▶ [What is expected]: Write out the listing exactly as it is given.

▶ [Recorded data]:
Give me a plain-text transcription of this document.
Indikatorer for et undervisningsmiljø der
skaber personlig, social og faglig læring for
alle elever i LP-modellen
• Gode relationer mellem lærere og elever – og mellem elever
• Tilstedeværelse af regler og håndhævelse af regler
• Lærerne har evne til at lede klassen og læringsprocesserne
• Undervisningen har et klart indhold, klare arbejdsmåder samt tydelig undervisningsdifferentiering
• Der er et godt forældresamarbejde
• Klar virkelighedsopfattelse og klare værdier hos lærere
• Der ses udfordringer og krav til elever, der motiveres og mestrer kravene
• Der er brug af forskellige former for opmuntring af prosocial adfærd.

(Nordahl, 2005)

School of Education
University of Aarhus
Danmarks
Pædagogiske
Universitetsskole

▶ [Solution for this task]:
Give me a plain-text transcription of this document.
Indikatorer for et undervisningsmiljø der
skaber personlig, social og faglig læring for
alle elever i LP-modellen
• Gode relationer mellem lærere og elever – og mellem elever
• Tilstedeværelse af regler og håndhævelse af regler
• Lærerne har evne til at lede klassen og læringsprocesserne
• Undervisningen har et klart indhold, klare arbejdsmåder samt tydelig undervisningsdifferentiering
• Der er et godt forældresamarbejde
• Klar virkelighedsopfattelse og klare værdier hos lærere
• Der ses udfordringer og krav til elever, der motiveres og mestrer kravene
• Der er brug af forskellige former for opmuntring af prosocial adfærd.

(Nordahl, 2005)

School of Education
University of Aarhus
Danmarks
Pædagogiske
Universitetsskole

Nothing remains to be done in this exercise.